Data excerpts
---*---

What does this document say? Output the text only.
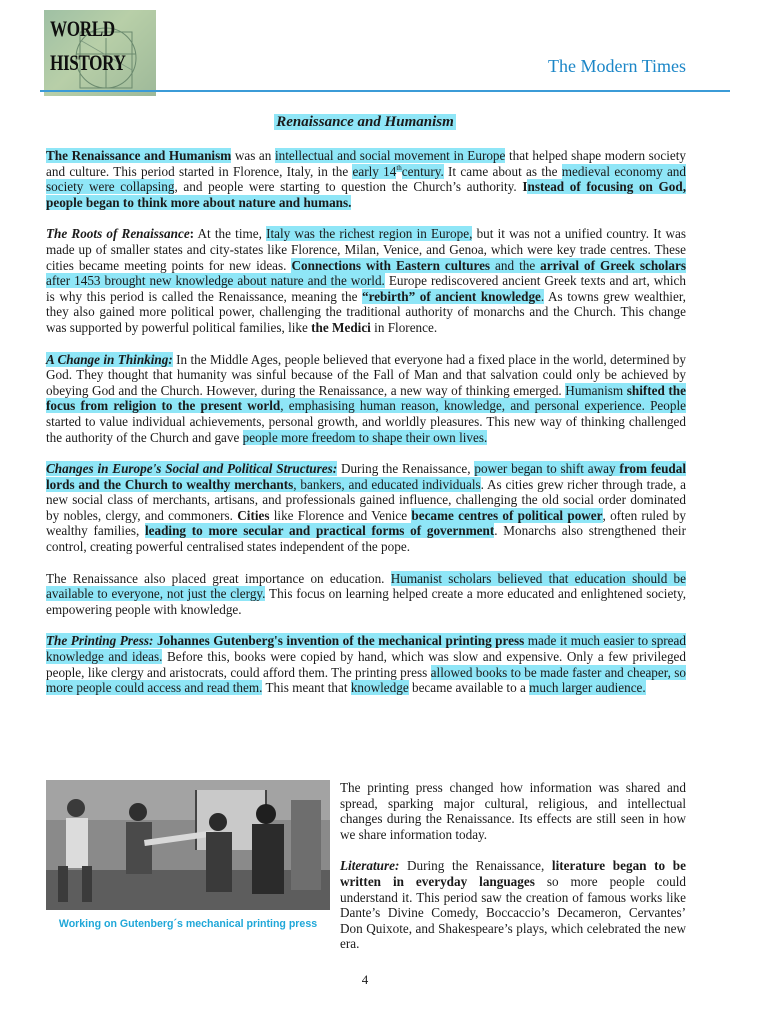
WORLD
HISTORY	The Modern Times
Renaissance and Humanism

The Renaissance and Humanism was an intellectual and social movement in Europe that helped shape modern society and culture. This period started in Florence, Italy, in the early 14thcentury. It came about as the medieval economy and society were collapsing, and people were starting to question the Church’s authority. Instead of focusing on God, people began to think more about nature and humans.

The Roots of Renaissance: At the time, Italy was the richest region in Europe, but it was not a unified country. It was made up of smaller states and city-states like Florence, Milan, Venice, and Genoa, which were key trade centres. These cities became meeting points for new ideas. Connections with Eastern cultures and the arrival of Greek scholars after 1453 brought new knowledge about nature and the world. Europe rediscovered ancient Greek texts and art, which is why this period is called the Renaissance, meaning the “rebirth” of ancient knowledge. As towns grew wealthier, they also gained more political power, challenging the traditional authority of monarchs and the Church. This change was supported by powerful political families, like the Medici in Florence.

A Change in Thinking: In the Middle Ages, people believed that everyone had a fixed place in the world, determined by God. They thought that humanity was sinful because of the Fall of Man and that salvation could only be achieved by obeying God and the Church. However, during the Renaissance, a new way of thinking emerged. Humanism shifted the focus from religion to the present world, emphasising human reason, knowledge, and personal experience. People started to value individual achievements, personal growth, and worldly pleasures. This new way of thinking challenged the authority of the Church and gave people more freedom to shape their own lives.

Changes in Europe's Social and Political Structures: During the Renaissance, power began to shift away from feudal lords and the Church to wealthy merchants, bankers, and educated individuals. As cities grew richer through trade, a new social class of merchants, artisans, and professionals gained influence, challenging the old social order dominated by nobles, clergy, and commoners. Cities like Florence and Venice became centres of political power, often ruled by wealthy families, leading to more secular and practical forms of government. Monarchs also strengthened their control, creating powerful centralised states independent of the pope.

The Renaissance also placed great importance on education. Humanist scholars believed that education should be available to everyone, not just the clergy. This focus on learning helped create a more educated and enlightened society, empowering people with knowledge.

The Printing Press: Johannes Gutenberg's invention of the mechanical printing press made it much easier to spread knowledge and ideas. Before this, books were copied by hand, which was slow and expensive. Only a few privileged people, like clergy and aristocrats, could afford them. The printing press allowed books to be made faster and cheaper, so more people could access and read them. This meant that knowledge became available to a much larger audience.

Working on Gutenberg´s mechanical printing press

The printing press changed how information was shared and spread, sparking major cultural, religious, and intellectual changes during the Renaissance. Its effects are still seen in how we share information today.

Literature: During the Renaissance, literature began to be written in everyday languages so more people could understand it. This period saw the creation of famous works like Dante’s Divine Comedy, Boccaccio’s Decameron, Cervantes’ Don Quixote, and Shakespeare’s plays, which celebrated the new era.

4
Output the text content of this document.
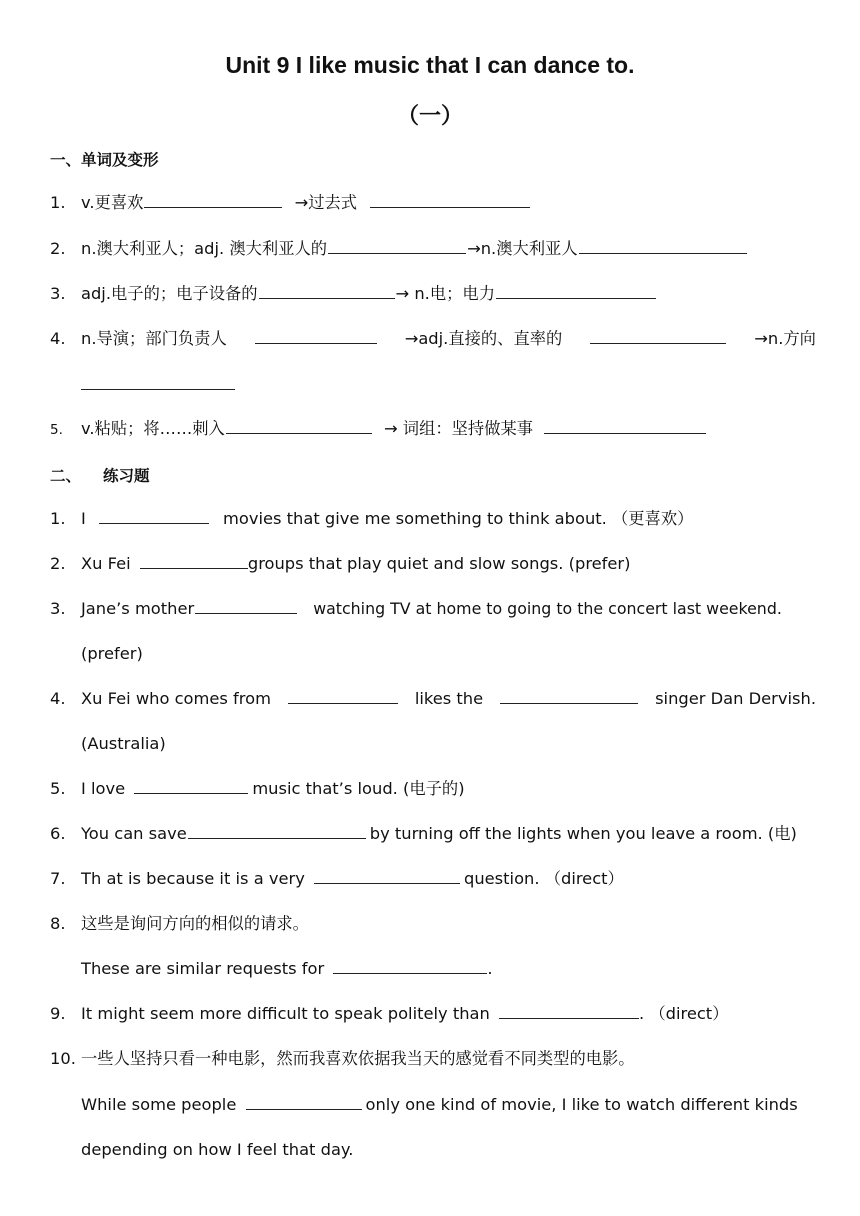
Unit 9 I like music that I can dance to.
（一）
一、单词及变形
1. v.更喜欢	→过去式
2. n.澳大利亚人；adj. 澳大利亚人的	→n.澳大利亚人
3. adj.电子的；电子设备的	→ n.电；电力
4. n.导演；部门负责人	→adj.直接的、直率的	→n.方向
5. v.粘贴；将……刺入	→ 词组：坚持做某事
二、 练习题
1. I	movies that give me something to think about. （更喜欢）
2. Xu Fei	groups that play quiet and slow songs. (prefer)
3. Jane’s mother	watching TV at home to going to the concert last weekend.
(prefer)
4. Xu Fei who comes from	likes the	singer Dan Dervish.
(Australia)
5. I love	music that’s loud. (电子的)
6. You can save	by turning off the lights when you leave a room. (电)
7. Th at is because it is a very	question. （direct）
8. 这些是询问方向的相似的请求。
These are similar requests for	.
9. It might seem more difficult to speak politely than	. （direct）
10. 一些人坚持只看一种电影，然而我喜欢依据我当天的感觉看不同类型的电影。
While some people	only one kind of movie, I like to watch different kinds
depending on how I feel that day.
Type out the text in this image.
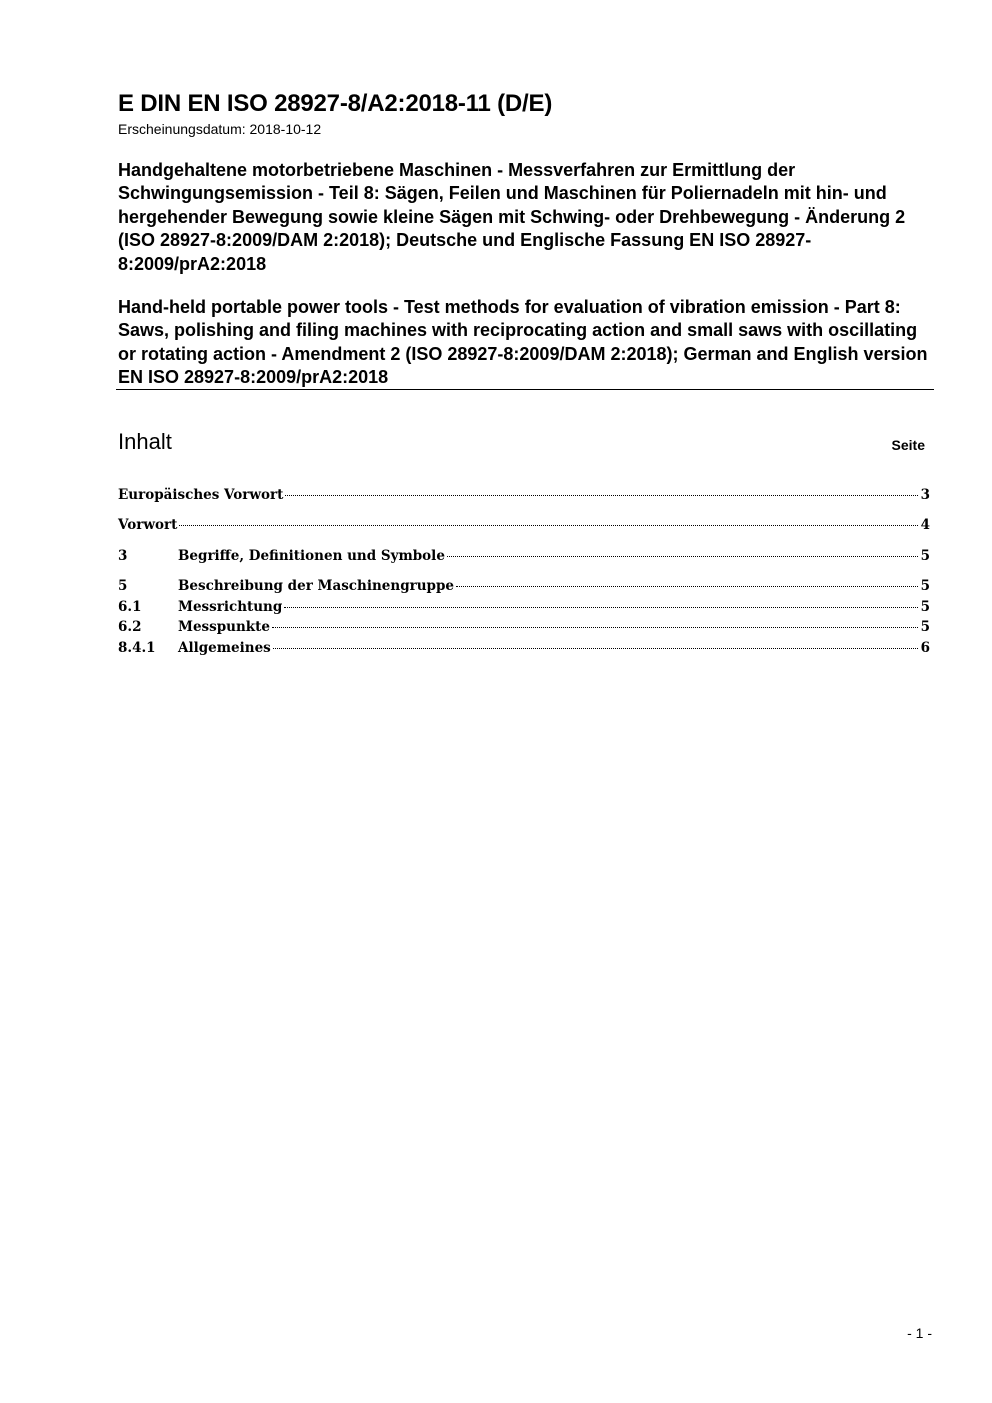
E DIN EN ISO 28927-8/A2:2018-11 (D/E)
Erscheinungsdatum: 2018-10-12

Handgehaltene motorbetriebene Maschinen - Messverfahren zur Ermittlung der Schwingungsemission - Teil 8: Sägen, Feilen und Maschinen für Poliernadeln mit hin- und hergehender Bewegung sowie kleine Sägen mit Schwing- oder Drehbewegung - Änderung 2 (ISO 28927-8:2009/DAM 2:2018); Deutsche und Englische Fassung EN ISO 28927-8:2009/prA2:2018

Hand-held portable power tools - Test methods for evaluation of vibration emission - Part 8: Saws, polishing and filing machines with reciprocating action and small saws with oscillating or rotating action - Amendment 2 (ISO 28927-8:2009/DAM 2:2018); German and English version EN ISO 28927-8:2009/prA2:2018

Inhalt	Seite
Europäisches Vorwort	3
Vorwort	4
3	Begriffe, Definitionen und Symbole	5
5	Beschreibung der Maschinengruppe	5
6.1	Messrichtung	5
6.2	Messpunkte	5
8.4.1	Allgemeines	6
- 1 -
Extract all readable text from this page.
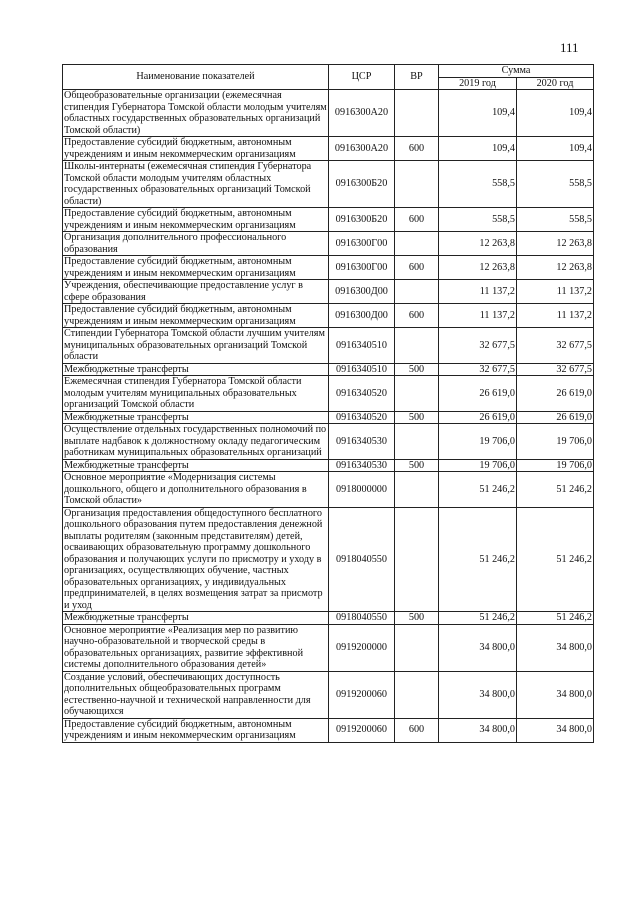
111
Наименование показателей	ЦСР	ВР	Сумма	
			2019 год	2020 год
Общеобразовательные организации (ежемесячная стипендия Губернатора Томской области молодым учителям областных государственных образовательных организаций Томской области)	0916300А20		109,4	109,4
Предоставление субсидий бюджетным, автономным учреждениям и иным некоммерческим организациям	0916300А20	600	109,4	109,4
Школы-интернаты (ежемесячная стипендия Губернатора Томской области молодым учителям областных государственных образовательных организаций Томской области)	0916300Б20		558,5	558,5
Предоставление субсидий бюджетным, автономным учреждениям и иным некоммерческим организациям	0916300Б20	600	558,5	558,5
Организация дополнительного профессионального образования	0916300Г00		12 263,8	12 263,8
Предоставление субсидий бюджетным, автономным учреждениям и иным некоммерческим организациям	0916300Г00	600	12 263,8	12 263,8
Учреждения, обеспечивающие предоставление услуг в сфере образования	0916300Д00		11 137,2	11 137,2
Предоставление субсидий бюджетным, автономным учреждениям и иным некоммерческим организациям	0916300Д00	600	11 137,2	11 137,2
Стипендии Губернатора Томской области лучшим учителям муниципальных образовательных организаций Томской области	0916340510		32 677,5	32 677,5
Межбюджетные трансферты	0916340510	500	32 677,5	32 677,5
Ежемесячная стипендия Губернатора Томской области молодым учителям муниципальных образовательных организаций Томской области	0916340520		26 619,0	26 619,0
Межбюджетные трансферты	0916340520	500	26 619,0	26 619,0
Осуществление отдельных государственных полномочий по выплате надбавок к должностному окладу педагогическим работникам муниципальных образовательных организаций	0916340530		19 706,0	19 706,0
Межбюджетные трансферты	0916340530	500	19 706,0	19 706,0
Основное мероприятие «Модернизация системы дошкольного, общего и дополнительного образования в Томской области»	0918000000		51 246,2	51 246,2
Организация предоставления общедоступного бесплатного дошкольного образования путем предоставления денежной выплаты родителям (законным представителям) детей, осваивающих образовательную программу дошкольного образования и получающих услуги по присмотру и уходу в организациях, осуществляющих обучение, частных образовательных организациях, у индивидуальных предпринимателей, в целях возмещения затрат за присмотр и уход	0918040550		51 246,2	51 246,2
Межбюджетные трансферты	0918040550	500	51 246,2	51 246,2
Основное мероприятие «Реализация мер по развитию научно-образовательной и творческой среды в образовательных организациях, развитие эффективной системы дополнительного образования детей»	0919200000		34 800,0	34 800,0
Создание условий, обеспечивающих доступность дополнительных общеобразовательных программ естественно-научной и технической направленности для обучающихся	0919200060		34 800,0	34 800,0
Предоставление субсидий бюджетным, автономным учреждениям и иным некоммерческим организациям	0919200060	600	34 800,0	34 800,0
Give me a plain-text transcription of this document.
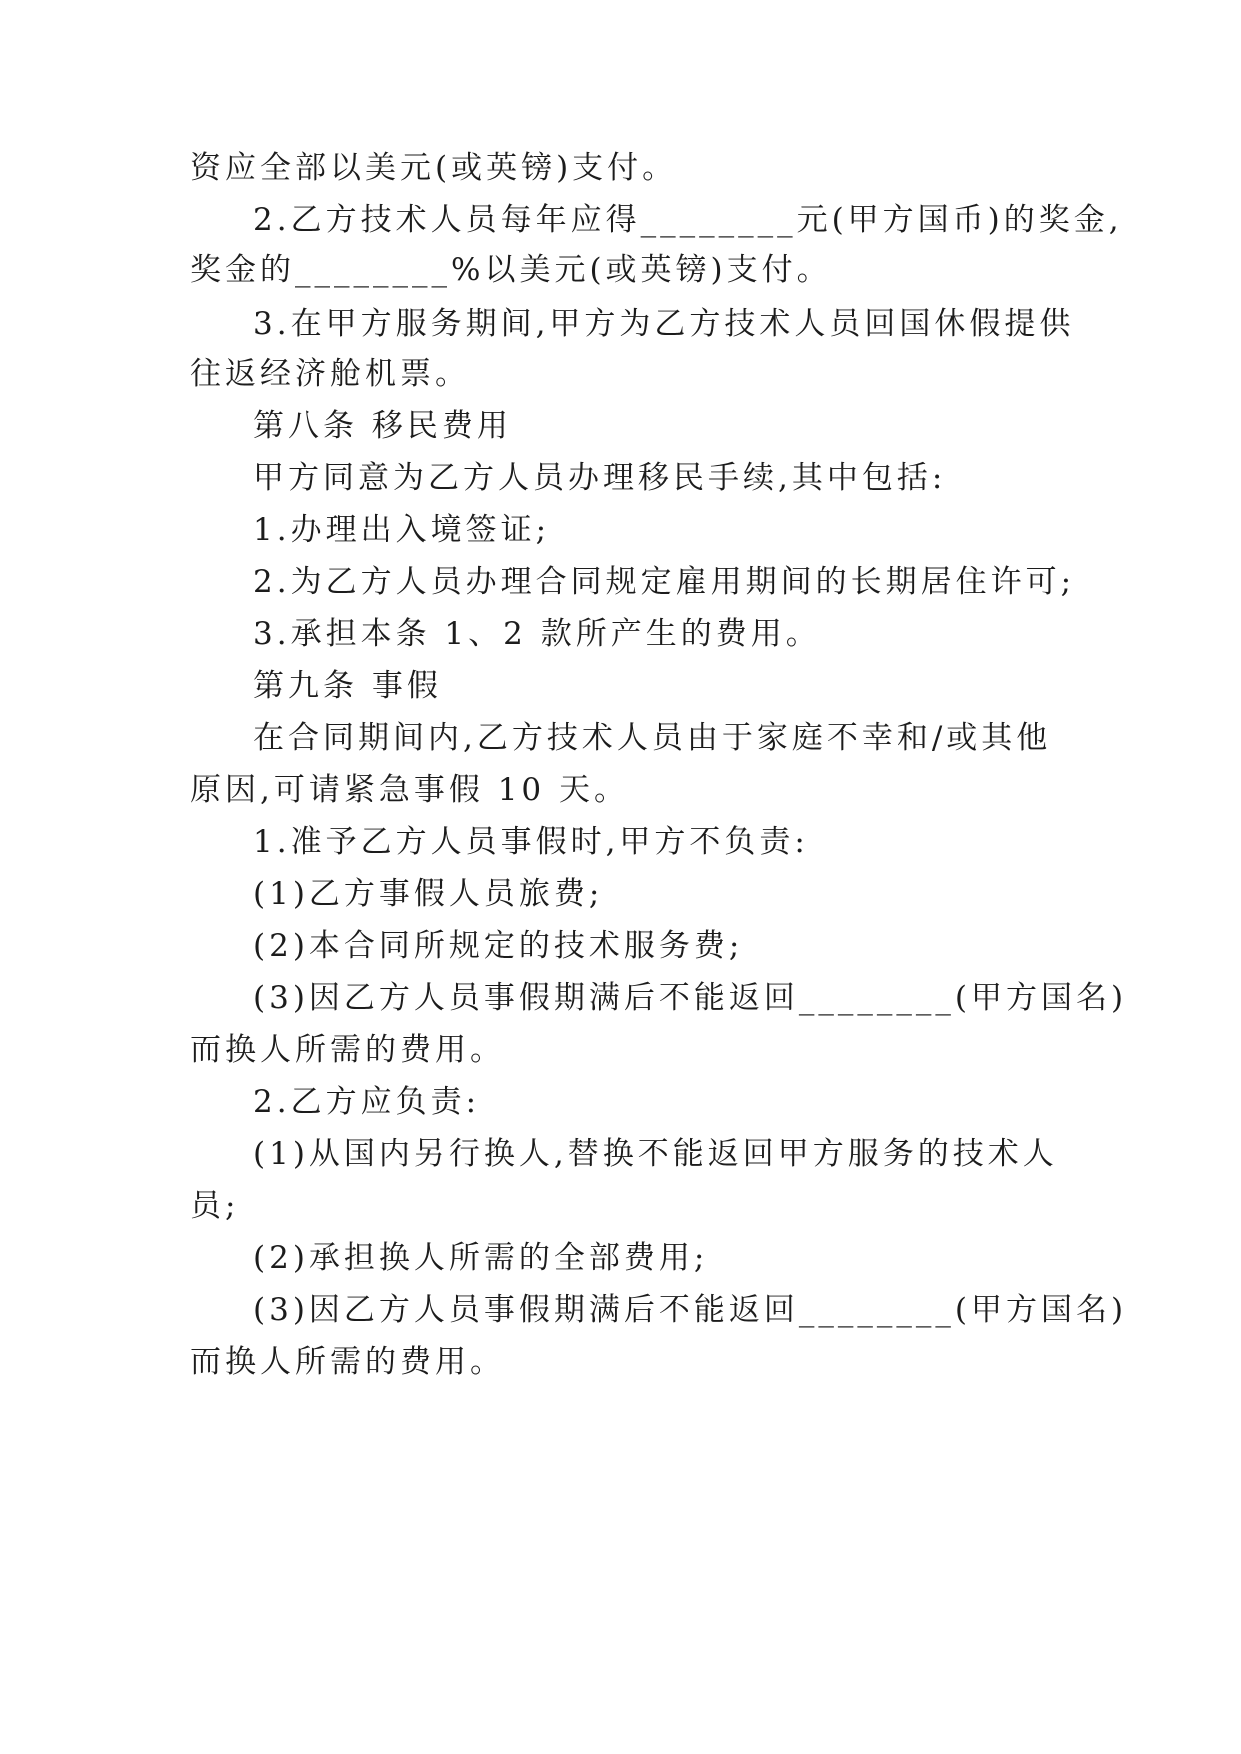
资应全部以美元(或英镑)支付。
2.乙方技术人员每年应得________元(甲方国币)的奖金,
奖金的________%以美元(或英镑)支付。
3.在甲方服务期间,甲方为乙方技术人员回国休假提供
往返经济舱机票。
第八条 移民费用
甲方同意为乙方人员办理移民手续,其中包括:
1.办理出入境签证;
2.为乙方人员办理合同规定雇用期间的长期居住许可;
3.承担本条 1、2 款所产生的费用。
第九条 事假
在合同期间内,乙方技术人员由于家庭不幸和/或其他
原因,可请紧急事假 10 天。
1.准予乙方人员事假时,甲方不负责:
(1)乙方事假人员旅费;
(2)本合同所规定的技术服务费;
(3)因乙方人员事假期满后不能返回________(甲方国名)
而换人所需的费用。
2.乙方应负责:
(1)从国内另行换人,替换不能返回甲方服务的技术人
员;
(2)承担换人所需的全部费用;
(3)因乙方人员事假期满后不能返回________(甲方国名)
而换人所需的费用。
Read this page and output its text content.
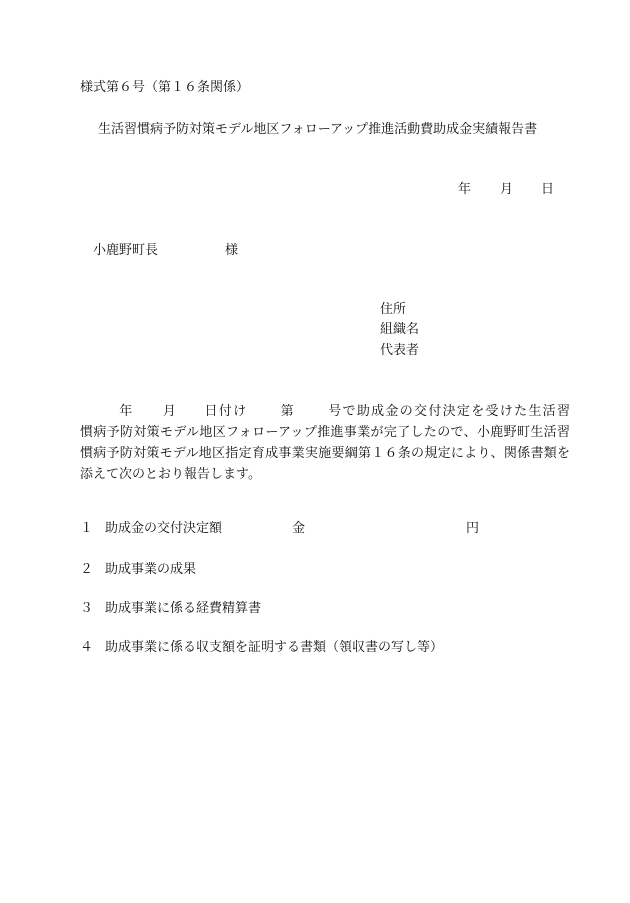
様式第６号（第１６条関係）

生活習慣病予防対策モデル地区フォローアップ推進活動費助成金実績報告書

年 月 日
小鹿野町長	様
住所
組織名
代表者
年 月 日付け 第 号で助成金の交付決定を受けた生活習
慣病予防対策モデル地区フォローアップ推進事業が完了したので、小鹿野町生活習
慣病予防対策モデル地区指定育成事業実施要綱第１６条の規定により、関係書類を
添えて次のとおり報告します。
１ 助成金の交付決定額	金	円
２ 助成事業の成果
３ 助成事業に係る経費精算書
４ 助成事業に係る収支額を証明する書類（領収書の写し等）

---*---

### [EXERCISE GOAL]
Only the lines from the line containing "Read this page and output its text content." through the end of the data are to be reproduced, exactly and with both ends included; pictures are omitted.

### [ANSWER]
Read this page and output its text content.
様式第６号（第１６条関係）

生活習慣病予防対策モデル地区フォローアップ推進活動費助成金実績報告書

年 月 日
小鹿野町長	様
住所
組織名
代表者
年 月 日付け 第 号で助成金の交付決定を受けた生活習
慣病予防対策モデル地区フォローアップ推進事業が完了したので、小鹿野町生活習
慣病予防対策モデル地区指定育成事業実施要綱第１６条の規定により、関係書類を
添えて次のとおり報告します。
１ 助成金の交付決定額	金	円
２ 助成事業の成果
３ 助成事業に係る経費精算書
４ 助成事業に係る収支額を証明する書類（領収書の写し等）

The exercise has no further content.